| YOUR ASSIGNMENT |
Every line of the data below should be printed exactly.

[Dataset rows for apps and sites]
************

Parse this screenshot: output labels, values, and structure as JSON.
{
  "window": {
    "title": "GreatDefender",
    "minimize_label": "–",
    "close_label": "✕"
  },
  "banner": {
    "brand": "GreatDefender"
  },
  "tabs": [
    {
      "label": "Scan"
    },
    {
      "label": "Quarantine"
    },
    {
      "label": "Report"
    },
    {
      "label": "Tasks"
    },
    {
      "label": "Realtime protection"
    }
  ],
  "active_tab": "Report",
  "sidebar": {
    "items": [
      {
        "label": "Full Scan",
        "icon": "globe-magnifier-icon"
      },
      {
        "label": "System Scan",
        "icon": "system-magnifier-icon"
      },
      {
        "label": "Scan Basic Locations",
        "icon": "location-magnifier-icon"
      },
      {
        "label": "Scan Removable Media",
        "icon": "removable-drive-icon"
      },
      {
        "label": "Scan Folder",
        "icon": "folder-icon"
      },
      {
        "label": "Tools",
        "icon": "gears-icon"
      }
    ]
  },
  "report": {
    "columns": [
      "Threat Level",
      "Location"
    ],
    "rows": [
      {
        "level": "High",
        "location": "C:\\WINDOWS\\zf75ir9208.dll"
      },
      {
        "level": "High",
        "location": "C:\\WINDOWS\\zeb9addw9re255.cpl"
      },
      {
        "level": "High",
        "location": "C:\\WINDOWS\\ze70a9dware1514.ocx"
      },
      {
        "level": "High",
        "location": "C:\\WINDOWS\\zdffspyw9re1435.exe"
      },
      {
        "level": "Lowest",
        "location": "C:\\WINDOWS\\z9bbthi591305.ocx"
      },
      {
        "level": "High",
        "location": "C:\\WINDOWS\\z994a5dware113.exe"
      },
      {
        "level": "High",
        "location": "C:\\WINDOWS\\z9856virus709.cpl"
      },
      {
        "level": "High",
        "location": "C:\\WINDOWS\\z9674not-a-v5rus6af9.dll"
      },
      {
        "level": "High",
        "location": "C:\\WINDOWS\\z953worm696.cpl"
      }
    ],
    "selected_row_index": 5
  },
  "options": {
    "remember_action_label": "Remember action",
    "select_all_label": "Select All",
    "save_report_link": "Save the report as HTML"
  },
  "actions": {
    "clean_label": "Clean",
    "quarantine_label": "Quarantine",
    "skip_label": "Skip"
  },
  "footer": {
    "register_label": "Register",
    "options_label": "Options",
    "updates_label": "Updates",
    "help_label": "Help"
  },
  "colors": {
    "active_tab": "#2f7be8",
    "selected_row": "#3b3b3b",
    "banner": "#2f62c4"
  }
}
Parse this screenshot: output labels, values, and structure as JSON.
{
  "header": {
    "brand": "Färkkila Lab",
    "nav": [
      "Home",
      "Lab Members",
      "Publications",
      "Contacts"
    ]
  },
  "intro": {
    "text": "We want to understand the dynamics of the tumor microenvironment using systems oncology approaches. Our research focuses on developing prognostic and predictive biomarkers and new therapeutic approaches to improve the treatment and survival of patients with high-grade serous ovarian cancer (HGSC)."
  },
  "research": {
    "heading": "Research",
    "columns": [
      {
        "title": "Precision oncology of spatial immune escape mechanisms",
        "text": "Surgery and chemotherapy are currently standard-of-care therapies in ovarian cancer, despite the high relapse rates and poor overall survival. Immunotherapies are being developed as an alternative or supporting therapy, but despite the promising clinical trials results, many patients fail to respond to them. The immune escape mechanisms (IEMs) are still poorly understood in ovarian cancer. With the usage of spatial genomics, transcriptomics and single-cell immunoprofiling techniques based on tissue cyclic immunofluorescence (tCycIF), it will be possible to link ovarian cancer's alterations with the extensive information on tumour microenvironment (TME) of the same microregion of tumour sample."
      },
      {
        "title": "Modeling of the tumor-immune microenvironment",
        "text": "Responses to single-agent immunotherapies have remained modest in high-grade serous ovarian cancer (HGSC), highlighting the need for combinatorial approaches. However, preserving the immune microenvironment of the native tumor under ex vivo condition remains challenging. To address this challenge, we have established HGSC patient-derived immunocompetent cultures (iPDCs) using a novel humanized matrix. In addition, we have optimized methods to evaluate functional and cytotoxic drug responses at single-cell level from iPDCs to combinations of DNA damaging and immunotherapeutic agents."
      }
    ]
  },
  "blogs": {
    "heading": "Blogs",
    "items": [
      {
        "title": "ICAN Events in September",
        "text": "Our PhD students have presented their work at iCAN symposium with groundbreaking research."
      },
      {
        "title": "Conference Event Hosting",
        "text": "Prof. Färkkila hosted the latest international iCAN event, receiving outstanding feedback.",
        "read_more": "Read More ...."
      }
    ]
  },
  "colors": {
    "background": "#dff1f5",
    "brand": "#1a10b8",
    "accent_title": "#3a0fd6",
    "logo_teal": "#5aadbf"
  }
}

************

| RESULT FOR THIS EXERCISE |
Parse this screenshot: output labels, values, and structure as JSON.
{
  "window": {
    "title": "GreatDefender",
    "minimize_label": "–",
    "close_label": "✕"
  },
  "banner": {
    "brand": "GreatDefender"
  },
  "tabs": [
    {
      "label": "Scan"
    },
    {
      "label": "Quarantine"
    },
    {
      "label": "Report"
    },
    {
      "label": "Tasks"
    },
    {
      "label": "Realtime protection"
    }
  ],
  "active_tab": "Report",
  "sidebar": {
    "items": [
      {
        "label": "Full Scan",
        "icon": "globe-magnifier-icon"
      },
      {
        "label": "System Scan",
        "icon": "system-magnifier-icon"
      },
      {
        "label": "Scan Basic Locations",
        "icon": "location-magnifier-icon"
      },
      {
        "label": "Scan Removable Media",
        "icon": "removable-drive-icon"
      },
      {
        "label": "Scan Folder",
        "icon": "folder-icon"
      },
      {
        "label": "Tools",
        "icon": "gears-icon"
      }
    ]
  },
  "report": {
    "columns": [
      "Threat Level",
      "Location"
    ],
    "rows": [
      {
        "level": "High",
        "location": "C:\\WINDOWS\\zf75ir9208.dll"
      },
      {
        "level": "High",
        "location": "C:\\WINDOWS\\zeb9addw9re255.cpl"
      },
      {
        "level": "High",
        "location": "C:\\WINDOWS\\ze70a9dware1514.ocx"
      },
      {
        "level": "High",
        "location": "C:\\WINDOWS\\zdffspyw9re1435.exe"
      },
      {
        "level": "Lowest",
        "location": "C:\\WINDOWS\\z9bbthi591305.ocx"
      },
      {
        "level": "High",
        "location": "C:\\WINDOWS\\z994a5dware113.exe"
      },
      {
        "level": "High",
        "location": "C:\\WINDOWS\\z9856virus709.cpl"
      },
      {
        "level": "High",
        "location": "C:\\WINDOWS\\z9674not-a-v5rus6af9.dll"
      },
      {
        "level": "High",
        "location": "C:\\WINDOWS\\z953worm696.cpl"
      }
    ],
    "selected_row_index": 5
  },
  "options": {
    "remember_action_label": "Remember action",
    "select_all_label": "Select All",
    "save_report_link": "Save the report as HTML"
  },
  "actions": {
    "clean_label": "Clean",
    "quarantine_label": "Quarantine",
    "skip_label": "Skip"
  },
  "footer": {
    "register_label": "Register",
    "options_label": "Options",
    "updates_label": "Updates",
    "help_label": "Help"
  },
  "colors": {
    "active_tab": "#2f7be8",
    "selected_row": "#3b3b3b",
    "banner": "#2f62c4"
  }
}
Parse this screenshot: output labels, values, and structure as JSON.
{
  "header": {
    "brand": "Färkkila Lab",
    "nav": [
      "Home",
      "Lab Members",
      "Publications",
      "Contacts"
    ]
  },
  "intro": {
    "text": "We want to understand the dynamics of the tumor microenvironment using systems oncology approaches. Our research focuses on developing prognostic and predictive biomarkers and new therapeutic approaches to improve the treatment and survival of patients with high-grade serous ovarian cancer (HGSC)."
  },
  "research": {
    "heading": "Research",
    "columns": [
      {
        "title": "Precision oncology of spatial immune escape mechanisms",
        "text": "Surgery and chemotherapy are currently standard-of-care therapies in ovarian cancer, despite the high relapse rates and poor overall survival. Immunotherapies are being developed as an alternative or supporting therapy, but despite the promising clinical trials results, many patients fail to respond to them. The immune escape mechanisms (IEMs) are still poorly understood in ovarian cancer. With the usage of spatial genomics, transcriptomics and single-cell immunoprofiling techniques based on tissue cyclic immunofluorescence (tCycIF), it will be possible to link ovarian cancer's alterations with the extensive information on tumour microenvironment (TME) of the same microregion of tumour sample."
      },
      {
        "title": "Modeling of the tumor-immune microenvironment",
        "text": "Responses to single-agent immunotherapies have remained modest in high-grade serous ovarian cancer (HGSC), highlighting the need for combinatorial approaches. However, preserving the immune microenvironment of the native tumor under ex vivo condition remains challenging. To address this challenge, we have established HGSC patient-derived immunocompetent cultures (iPDCs) using a novel humanized matrix. In addition, we have optimized methods to evaluate functional and cytotoxic drug responses at single-cell level from iPDCs to combinations of DNA damaging and immunotherapeutic agents."
      }
    ]
  },
  "blogs": {
    "heading": "Blogs",
    "items": [
      {
        "title": "ICAN Events in September",
        "text": "Our PhD students have presented their work at iCAN symposium with groundbreaking research."
      },
      {
        "title": "Conference Event Hosting",
        "text": "Prof. Färkkila hosted the latest international iCAN event, receiving outstanding feedback.",
        "read_more": "Read More ...."
      }
    ]
  },
  "colors": {
    "background": "#dff1f5",
    "brand": "#1a10b8",
    "accent_title": "#3a0fd6",
    "logo_teal": "#5aadbf"
  }
}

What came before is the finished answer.